[What to produce]:
Give the number of lines that include the word "structured", and nothing else.
***** Record set
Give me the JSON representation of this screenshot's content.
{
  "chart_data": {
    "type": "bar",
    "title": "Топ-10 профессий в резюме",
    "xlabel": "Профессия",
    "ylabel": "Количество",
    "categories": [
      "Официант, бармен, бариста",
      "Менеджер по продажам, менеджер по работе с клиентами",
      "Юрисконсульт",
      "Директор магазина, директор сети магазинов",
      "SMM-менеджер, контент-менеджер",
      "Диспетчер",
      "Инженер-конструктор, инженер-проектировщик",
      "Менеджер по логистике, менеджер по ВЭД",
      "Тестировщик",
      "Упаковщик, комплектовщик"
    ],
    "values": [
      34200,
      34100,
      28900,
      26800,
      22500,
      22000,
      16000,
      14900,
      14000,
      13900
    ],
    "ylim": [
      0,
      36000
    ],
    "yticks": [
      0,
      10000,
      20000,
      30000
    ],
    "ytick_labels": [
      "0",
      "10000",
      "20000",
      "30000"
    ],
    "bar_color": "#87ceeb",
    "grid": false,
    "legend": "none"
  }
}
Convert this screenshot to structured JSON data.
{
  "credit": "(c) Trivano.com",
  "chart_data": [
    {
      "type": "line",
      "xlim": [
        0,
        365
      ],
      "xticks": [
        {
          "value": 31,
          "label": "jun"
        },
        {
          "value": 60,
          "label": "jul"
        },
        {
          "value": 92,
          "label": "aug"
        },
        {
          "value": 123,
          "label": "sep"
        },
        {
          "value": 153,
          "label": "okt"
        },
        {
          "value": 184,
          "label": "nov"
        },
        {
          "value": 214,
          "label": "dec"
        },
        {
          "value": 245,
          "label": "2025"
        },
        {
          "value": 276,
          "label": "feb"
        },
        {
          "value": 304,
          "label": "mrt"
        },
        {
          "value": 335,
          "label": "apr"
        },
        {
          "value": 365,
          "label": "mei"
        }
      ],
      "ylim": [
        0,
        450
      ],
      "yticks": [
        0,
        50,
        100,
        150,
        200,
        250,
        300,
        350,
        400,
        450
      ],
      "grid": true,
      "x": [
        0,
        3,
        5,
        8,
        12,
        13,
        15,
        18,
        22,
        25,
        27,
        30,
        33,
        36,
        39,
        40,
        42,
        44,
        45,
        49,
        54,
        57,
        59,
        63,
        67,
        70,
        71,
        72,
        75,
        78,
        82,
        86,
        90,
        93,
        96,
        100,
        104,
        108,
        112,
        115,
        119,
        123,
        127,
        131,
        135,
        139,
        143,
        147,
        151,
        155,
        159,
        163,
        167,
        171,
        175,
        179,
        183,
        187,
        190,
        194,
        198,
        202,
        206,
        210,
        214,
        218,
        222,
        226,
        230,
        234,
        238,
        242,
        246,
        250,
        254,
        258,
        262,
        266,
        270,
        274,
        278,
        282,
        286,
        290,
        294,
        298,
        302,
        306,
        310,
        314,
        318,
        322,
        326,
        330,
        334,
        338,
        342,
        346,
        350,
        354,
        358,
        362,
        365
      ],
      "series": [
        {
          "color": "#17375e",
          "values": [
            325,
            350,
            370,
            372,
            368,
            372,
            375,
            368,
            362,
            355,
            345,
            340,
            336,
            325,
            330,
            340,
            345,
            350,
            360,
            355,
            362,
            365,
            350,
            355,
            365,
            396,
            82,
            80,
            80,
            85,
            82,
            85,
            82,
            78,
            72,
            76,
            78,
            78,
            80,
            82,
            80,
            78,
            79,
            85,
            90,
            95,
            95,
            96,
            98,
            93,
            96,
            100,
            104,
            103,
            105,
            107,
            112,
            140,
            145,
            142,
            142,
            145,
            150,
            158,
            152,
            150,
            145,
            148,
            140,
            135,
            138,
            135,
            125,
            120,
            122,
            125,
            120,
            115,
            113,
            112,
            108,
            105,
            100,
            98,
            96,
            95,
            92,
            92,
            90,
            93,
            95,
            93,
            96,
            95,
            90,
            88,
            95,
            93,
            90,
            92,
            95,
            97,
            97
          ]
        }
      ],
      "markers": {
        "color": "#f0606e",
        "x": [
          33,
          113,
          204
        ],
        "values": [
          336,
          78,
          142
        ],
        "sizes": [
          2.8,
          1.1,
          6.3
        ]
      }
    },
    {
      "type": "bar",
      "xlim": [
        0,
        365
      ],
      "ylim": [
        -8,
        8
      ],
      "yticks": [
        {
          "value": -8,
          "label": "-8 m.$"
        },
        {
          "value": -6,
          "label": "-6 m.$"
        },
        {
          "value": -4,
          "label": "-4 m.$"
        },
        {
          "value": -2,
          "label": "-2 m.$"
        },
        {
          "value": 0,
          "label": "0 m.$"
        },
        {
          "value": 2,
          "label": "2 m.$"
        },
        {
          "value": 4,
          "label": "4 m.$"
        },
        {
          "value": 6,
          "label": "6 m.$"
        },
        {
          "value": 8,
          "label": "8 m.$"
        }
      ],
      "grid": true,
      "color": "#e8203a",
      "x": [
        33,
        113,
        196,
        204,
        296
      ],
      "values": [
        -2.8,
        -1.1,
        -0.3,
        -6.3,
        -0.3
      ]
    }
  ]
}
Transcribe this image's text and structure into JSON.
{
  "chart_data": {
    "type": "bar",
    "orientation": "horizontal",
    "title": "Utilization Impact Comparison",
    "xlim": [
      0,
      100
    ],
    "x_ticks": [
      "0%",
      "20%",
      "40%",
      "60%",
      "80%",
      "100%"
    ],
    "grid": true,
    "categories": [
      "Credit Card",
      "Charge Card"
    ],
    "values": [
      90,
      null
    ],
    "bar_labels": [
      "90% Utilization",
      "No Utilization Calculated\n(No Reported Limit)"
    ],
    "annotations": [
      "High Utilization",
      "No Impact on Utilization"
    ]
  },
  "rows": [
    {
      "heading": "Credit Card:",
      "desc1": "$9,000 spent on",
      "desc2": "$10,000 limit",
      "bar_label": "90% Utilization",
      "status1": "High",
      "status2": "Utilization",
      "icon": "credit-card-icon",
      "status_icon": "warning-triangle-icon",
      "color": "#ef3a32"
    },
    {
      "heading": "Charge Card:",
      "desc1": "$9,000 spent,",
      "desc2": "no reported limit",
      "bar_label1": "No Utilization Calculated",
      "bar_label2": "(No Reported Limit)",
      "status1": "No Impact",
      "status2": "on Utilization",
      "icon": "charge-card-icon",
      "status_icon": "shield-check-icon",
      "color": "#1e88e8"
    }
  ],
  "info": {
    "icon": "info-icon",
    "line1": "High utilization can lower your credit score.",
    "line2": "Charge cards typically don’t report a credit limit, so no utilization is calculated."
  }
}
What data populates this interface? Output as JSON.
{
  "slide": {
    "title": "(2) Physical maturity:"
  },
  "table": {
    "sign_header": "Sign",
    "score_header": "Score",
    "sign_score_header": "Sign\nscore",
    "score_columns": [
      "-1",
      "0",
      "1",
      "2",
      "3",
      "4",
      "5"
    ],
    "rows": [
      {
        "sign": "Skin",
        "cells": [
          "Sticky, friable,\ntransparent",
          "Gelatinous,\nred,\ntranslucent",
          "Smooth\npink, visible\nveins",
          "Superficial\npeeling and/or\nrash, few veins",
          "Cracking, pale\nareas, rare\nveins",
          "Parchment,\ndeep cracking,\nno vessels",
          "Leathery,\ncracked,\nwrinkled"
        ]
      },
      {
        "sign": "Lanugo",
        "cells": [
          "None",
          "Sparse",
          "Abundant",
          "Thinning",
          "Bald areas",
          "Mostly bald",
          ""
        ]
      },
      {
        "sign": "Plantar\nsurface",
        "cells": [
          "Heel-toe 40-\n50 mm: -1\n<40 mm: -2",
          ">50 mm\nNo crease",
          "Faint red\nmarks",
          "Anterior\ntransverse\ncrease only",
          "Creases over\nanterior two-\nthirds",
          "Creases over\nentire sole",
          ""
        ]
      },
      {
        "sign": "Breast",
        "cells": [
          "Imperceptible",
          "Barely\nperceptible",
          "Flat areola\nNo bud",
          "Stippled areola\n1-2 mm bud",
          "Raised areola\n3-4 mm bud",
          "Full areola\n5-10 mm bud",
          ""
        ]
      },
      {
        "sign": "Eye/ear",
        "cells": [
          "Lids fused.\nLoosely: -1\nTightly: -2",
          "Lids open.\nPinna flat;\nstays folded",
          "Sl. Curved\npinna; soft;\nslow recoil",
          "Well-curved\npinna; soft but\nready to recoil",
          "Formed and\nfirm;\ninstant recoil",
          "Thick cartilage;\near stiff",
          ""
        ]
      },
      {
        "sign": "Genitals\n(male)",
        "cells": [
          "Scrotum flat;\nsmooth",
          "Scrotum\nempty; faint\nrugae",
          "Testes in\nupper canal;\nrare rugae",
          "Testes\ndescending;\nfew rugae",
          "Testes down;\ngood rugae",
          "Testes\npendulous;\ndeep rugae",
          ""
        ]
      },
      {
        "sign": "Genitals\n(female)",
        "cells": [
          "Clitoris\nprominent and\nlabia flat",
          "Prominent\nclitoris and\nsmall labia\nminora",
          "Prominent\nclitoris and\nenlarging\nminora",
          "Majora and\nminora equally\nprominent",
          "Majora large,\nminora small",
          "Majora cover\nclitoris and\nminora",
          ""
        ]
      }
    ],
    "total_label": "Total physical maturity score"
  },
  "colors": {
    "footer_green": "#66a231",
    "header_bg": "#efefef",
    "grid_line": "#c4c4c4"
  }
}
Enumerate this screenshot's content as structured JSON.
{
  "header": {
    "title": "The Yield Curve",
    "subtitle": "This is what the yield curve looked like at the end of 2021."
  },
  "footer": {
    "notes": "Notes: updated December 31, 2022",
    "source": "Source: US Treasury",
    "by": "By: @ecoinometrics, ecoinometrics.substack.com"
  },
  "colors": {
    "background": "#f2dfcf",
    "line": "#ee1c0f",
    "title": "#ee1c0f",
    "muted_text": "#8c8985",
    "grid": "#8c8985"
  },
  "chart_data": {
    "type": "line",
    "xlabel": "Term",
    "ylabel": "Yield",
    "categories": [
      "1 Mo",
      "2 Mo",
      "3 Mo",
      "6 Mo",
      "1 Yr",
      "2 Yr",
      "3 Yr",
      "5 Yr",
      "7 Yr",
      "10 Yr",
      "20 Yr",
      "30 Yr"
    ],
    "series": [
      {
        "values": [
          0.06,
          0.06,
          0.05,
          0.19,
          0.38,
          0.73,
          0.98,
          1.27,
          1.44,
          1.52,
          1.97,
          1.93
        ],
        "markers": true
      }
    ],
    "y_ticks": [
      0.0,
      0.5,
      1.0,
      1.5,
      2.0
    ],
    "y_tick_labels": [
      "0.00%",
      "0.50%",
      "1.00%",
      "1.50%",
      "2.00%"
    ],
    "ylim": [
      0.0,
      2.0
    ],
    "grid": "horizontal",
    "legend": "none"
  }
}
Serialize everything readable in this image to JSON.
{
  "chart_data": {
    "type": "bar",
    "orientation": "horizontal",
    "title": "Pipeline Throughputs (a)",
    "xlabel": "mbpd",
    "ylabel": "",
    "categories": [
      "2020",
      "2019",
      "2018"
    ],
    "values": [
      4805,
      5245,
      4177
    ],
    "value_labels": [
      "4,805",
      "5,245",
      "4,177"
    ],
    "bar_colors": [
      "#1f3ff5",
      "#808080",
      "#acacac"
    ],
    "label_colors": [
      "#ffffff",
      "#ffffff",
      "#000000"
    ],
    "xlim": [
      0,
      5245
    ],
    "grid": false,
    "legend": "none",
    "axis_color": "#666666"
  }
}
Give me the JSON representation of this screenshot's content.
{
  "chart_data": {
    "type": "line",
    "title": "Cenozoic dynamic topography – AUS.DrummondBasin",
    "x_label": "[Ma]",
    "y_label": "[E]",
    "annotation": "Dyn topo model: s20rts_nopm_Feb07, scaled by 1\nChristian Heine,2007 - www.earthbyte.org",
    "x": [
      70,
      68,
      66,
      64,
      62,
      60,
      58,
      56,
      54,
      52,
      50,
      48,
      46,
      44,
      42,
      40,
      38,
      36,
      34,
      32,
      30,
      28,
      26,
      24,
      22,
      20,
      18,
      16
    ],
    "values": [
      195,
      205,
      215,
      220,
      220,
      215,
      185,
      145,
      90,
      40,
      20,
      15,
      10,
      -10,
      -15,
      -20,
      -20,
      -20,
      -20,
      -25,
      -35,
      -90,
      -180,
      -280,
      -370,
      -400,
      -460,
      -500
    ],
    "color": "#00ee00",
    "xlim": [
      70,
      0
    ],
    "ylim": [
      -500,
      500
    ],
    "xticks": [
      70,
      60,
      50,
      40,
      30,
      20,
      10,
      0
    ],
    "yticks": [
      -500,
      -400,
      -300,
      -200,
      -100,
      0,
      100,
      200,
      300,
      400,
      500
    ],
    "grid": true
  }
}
**********
[Exercise result]:
2